Directive
Return all lines in the material below that contain "знания".

Records provided
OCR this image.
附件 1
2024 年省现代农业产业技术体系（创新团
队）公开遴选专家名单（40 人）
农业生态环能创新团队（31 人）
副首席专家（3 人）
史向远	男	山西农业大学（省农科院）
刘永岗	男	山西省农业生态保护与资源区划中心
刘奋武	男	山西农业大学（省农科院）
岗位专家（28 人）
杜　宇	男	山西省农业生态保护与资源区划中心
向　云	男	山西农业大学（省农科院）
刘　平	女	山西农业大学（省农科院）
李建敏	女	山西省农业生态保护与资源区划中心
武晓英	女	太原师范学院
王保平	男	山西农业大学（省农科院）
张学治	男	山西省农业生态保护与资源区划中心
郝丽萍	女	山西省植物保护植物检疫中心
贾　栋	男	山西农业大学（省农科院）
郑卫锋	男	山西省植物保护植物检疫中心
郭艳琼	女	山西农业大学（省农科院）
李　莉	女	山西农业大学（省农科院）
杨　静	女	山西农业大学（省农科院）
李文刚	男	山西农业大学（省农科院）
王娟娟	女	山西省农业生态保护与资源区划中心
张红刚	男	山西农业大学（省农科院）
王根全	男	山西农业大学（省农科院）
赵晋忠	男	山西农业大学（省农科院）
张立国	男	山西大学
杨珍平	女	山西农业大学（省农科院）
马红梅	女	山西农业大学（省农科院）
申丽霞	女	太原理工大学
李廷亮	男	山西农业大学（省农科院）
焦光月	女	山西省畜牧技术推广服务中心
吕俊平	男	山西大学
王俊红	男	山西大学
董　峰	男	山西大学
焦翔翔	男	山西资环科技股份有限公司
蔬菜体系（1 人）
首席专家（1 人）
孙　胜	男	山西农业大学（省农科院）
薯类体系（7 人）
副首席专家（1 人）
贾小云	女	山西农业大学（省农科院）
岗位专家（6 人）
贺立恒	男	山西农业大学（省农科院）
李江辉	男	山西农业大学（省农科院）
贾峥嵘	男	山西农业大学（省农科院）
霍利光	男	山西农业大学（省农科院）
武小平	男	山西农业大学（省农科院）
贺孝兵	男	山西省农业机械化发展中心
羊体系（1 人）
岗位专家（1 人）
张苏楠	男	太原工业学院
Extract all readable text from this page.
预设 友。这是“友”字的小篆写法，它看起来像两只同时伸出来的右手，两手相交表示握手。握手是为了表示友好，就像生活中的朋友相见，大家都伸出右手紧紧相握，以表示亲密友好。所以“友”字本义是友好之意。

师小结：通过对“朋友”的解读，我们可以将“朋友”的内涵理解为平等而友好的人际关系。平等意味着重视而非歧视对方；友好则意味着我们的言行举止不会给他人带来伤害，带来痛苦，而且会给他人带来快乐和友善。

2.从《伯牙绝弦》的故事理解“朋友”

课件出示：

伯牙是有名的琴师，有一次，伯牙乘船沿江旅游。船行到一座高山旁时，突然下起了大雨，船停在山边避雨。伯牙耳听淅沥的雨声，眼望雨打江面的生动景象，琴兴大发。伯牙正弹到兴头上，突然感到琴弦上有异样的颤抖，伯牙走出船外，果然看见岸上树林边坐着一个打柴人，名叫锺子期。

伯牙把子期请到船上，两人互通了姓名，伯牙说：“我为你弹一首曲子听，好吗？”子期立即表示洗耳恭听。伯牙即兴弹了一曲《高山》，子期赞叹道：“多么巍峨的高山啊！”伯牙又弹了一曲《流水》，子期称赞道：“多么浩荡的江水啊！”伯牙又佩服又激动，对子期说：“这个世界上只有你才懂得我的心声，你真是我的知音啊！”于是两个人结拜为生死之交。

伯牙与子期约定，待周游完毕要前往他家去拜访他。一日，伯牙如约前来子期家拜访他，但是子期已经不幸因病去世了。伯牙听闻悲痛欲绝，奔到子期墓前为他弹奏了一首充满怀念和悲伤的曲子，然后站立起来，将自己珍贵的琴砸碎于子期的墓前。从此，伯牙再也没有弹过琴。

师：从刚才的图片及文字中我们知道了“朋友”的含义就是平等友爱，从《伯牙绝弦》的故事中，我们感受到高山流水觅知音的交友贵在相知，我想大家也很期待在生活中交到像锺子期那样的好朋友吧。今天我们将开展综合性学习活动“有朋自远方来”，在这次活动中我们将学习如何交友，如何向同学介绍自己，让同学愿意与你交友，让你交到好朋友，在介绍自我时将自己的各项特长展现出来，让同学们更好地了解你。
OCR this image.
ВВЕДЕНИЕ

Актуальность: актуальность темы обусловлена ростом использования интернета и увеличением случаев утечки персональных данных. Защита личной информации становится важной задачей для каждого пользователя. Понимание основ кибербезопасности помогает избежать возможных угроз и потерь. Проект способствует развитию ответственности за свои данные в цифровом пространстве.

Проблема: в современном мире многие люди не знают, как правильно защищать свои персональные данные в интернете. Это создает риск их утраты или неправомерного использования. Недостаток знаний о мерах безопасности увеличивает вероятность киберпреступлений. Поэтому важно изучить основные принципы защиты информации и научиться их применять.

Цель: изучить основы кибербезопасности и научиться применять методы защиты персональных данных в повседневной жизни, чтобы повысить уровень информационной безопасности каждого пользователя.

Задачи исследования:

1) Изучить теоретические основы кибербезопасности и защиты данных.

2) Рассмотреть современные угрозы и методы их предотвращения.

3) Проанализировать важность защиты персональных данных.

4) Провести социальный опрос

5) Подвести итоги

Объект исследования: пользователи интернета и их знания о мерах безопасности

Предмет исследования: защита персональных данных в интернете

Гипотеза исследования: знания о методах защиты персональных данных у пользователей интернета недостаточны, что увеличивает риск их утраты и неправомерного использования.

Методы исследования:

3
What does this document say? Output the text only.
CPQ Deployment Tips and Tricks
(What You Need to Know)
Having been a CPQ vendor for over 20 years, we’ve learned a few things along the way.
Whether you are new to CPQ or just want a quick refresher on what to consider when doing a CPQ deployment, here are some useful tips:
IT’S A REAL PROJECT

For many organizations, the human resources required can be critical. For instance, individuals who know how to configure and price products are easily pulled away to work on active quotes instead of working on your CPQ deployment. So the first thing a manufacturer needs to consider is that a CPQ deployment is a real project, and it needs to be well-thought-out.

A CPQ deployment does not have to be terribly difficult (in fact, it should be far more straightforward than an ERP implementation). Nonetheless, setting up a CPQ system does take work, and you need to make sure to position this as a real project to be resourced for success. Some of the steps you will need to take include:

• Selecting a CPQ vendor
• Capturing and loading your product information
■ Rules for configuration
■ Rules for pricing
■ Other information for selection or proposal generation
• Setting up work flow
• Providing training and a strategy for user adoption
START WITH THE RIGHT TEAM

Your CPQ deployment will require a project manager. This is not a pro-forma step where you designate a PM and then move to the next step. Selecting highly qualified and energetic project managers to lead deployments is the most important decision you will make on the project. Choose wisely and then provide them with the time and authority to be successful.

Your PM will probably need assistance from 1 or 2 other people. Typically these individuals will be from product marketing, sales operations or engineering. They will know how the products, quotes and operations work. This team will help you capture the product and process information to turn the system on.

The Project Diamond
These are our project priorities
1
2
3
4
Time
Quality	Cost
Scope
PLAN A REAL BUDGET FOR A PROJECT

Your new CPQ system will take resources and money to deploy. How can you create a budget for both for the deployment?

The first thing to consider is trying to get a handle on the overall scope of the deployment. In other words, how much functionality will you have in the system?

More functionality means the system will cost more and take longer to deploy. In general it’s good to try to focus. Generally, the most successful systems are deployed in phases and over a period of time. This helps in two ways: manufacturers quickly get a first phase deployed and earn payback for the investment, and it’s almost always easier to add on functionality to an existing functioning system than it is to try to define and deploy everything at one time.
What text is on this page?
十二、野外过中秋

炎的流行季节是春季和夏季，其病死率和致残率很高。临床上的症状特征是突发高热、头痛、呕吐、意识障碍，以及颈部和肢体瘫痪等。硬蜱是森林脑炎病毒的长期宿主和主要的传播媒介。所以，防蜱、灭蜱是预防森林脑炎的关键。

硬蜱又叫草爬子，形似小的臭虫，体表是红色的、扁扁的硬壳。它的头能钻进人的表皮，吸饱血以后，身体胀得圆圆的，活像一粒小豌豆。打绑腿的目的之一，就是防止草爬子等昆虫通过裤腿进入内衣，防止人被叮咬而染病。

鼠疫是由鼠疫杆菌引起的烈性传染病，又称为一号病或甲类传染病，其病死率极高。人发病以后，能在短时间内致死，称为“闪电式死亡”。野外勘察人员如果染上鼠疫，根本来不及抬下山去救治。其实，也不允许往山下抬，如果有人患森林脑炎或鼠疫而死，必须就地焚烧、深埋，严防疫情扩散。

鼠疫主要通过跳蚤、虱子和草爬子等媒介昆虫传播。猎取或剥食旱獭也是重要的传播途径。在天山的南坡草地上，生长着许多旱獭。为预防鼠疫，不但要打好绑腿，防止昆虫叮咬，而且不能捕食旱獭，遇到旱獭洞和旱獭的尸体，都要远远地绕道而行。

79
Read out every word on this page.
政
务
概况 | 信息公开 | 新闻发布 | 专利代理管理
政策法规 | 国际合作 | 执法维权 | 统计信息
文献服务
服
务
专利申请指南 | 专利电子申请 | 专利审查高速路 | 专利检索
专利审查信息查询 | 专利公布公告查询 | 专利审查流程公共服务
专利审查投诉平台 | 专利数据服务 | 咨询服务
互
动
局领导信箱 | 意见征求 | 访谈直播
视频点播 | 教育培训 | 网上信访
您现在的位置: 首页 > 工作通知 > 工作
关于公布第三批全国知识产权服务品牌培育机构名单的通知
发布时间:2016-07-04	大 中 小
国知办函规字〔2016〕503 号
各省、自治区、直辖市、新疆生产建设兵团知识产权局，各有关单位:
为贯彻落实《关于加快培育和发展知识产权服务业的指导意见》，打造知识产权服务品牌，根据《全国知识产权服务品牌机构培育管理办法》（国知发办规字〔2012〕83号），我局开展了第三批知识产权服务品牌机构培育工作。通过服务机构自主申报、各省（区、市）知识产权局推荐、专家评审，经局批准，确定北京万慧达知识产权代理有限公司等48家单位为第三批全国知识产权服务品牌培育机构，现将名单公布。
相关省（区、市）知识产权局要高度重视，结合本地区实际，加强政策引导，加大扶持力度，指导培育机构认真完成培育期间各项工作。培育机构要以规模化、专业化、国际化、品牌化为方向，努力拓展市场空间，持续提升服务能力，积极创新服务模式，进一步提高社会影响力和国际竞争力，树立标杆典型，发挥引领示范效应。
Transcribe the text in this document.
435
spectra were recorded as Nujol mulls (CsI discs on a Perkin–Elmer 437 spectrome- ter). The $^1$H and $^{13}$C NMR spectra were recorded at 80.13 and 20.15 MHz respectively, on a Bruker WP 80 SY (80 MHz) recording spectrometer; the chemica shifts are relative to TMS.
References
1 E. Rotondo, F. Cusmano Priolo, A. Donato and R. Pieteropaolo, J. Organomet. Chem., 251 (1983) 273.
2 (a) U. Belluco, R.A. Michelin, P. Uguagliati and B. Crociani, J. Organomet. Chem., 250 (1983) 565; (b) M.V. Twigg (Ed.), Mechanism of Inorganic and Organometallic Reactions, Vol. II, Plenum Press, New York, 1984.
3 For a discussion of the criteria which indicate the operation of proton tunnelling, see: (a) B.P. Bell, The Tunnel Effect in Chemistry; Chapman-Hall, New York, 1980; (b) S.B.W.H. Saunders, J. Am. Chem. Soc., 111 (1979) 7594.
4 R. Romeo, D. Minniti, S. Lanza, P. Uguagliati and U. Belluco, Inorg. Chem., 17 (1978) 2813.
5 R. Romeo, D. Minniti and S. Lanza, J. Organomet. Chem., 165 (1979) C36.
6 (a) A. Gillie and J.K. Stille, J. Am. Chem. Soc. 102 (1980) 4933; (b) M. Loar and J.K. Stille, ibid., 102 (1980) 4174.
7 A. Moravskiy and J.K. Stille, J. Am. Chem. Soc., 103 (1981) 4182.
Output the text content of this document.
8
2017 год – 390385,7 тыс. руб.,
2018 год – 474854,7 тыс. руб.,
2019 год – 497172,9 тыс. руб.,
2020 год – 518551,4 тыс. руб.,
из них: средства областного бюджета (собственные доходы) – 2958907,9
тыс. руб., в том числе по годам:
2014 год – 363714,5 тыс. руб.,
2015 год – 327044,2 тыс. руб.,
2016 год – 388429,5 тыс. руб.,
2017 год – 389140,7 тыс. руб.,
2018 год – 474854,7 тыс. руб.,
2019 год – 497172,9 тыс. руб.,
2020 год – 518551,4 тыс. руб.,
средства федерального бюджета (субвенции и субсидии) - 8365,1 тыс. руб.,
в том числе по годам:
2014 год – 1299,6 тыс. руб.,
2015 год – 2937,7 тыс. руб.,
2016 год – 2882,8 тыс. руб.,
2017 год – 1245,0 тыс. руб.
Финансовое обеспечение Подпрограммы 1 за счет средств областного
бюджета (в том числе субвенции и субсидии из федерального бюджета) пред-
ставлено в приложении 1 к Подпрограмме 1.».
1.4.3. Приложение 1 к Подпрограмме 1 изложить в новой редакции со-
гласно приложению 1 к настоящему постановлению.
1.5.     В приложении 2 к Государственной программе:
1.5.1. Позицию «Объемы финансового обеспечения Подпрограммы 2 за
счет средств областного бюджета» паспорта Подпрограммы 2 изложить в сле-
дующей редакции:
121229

Output for this task
Объект исследования: пользователи интернета и их знания о мерах безопасности
Гипотеза исследования: знания о методах защиты персональных данных у пользователей интернета недостаточны, что увеличивает риск их утраты и неправомерного использования.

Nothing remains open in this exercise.